Copy whichever lines contain the string "nEuropejskiego".

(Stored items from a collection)

━━━━━━━━

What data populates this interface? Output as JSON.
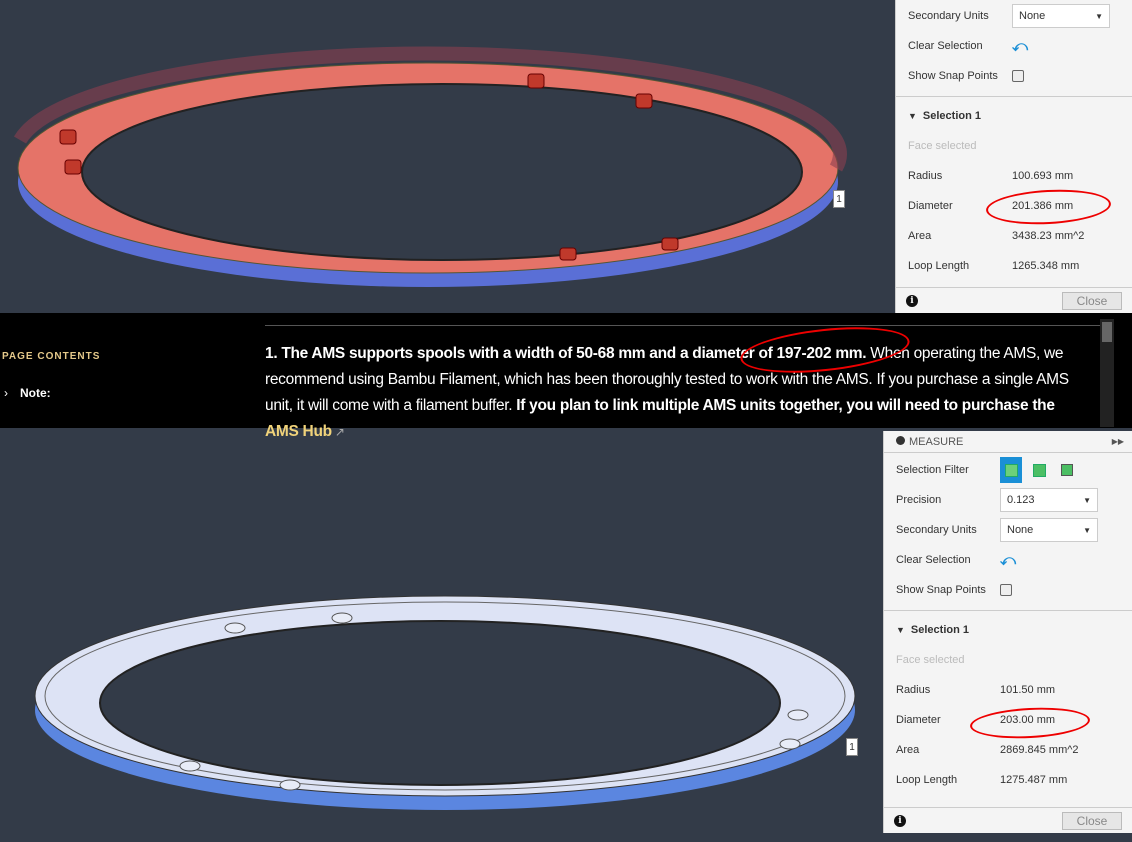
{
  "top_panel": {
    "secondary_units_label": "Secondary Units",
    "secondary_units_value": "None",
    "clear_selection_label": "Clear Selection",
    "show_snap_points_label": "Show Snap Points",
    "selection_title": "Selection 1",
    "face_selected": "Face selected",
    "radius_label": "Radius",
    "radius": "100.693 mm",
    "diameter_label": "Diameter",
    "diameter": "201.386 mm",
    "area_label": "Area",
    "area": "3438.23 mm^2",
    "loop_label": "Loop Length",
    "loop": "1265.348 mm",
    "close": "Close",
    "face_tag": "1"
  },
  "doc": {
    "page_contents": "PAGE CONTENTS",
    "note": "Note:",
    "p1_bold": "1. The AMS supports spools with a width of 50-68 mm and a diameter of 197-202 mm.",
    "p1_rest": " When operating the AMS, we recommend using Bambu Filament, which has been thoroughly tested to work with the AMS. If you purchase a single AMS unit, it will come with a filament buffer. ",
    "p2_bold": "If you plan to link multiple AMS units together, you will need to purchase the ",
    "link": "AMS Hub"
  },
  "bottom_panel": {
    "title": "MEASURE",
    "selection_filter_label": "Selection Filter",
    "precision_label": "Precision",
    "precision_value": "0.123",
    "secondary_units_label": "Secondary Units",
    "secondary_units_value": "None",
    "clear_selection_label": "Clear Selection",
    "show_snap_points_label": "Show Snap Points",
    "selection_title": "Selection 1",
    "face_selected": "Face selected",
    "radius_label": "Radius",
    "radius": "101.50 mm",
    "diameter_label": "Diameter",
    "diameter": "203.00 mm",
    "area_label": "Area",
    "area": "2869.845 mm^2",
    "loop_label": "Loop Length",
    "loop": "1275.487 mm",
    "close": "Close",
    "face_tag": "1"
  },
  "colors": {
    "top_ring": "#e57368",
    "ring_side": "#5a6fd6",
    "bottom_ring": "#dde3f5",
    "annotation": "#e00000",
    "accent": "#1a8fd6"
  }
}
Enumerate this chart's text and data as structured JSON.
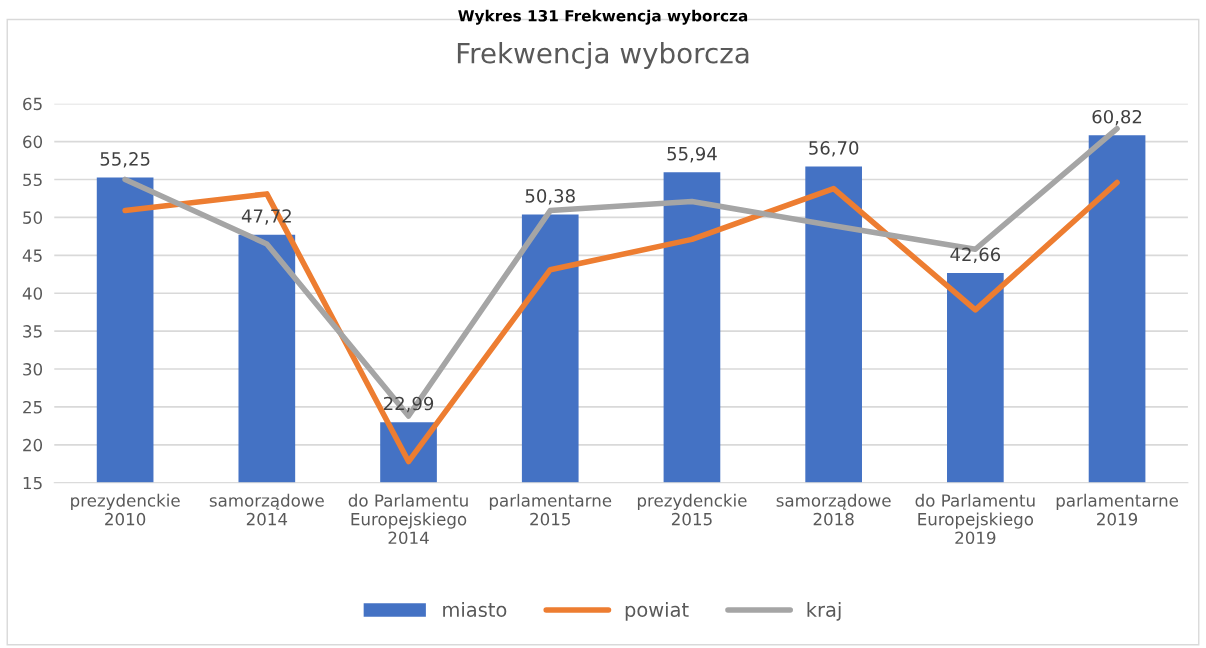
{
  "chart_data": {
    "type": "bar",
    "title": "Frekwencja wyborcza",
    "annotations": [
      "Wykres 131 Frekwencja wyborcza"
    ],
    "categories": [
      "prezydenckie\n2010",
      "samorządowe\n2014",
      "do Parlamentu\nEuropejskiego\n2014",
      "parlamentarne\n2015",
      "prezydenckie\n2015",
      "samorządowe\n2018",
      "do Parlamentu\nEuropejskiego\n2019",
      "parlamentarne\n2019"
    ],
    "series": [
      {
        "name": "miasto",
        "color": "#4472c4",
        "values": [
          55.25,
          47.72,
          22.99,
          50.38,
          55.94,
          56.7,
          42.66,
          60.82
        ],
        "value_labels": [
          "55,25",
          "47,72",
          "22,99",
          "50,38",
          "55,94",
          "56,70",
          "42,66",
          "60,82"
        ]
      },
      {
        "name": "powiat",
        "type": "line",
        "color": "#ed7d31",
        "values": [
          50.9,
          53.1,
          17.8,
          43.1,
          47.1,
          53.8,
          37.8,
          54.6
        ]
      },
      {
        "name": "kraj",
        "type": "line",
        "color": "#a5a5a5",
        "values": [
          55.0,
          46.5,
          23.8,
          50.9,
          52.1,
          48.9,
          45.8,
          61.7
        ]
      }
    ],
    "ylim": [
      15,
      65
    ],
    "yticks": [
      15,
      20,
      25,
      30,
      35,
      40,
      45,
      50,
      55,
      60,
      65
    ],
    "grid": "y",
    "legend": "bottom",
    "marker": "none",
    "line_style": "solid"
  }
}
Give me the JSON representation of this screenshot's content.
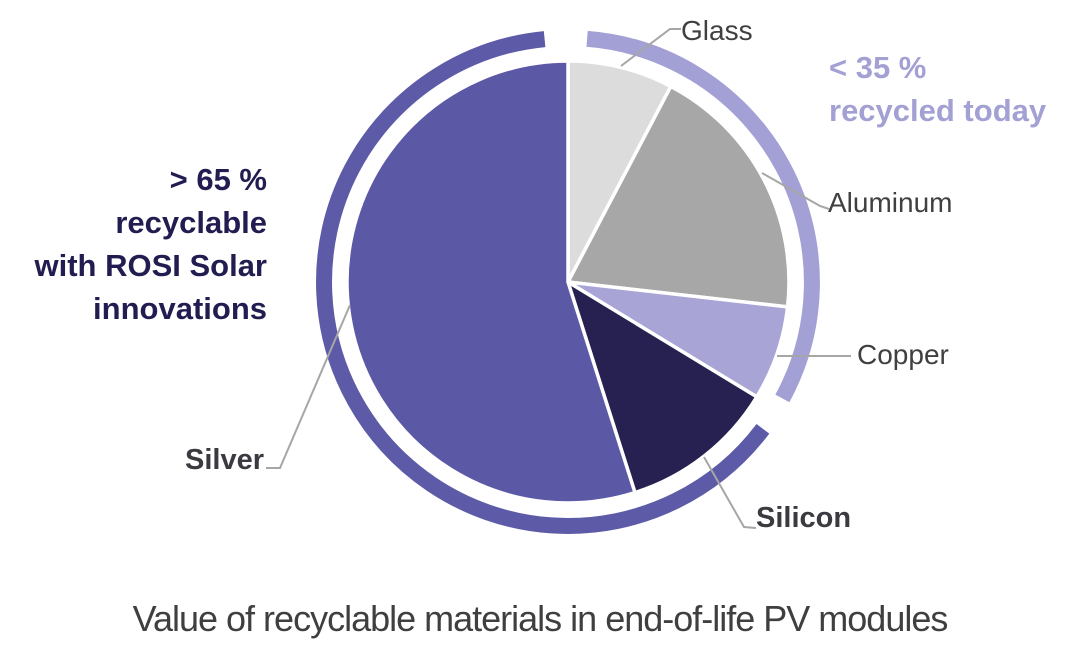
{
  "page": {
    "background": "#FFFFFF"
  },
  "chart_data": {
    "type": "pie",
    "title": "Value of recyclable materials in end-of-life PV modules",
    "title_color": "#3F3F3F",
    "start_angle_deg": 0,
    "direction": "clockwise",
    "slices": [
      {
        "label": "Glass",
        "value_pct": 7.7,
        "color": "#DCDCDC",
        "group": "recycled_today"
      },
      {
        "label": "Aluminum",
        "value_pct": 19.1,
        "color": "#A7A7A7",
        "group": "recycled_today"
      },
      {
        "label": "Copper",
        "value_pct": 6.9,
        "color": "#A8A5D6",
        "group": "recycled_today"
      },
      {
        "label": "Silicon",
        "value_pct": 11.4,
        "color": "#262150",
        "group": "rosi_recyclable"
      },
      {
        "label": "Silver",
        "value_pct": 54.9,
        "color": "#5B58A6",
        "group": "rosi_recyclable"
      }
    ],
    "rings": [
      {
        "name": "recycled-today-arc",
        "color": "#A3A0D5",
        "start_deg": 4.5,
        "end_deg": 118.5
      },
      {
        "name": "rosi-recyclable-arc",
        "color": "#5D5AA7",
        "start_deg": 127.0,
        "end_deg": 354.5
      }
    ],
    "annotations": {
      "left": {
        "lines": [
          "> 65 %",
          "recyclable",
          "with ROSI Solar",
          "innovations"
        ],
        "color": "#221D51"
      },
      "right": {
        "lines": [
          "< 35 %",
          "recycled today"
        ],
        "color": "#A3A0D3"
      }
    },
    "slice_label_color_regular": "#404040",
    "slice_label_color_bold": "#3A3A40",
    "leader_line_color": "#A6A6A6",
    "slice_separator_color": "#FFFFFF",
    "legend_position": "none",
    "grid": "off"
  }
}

━━━━━━━━

--- Reply ---
      "do Parlamentu\nEuropejskiego\n2014",
      "do Parlamentu\nEuropejskiego\n2019",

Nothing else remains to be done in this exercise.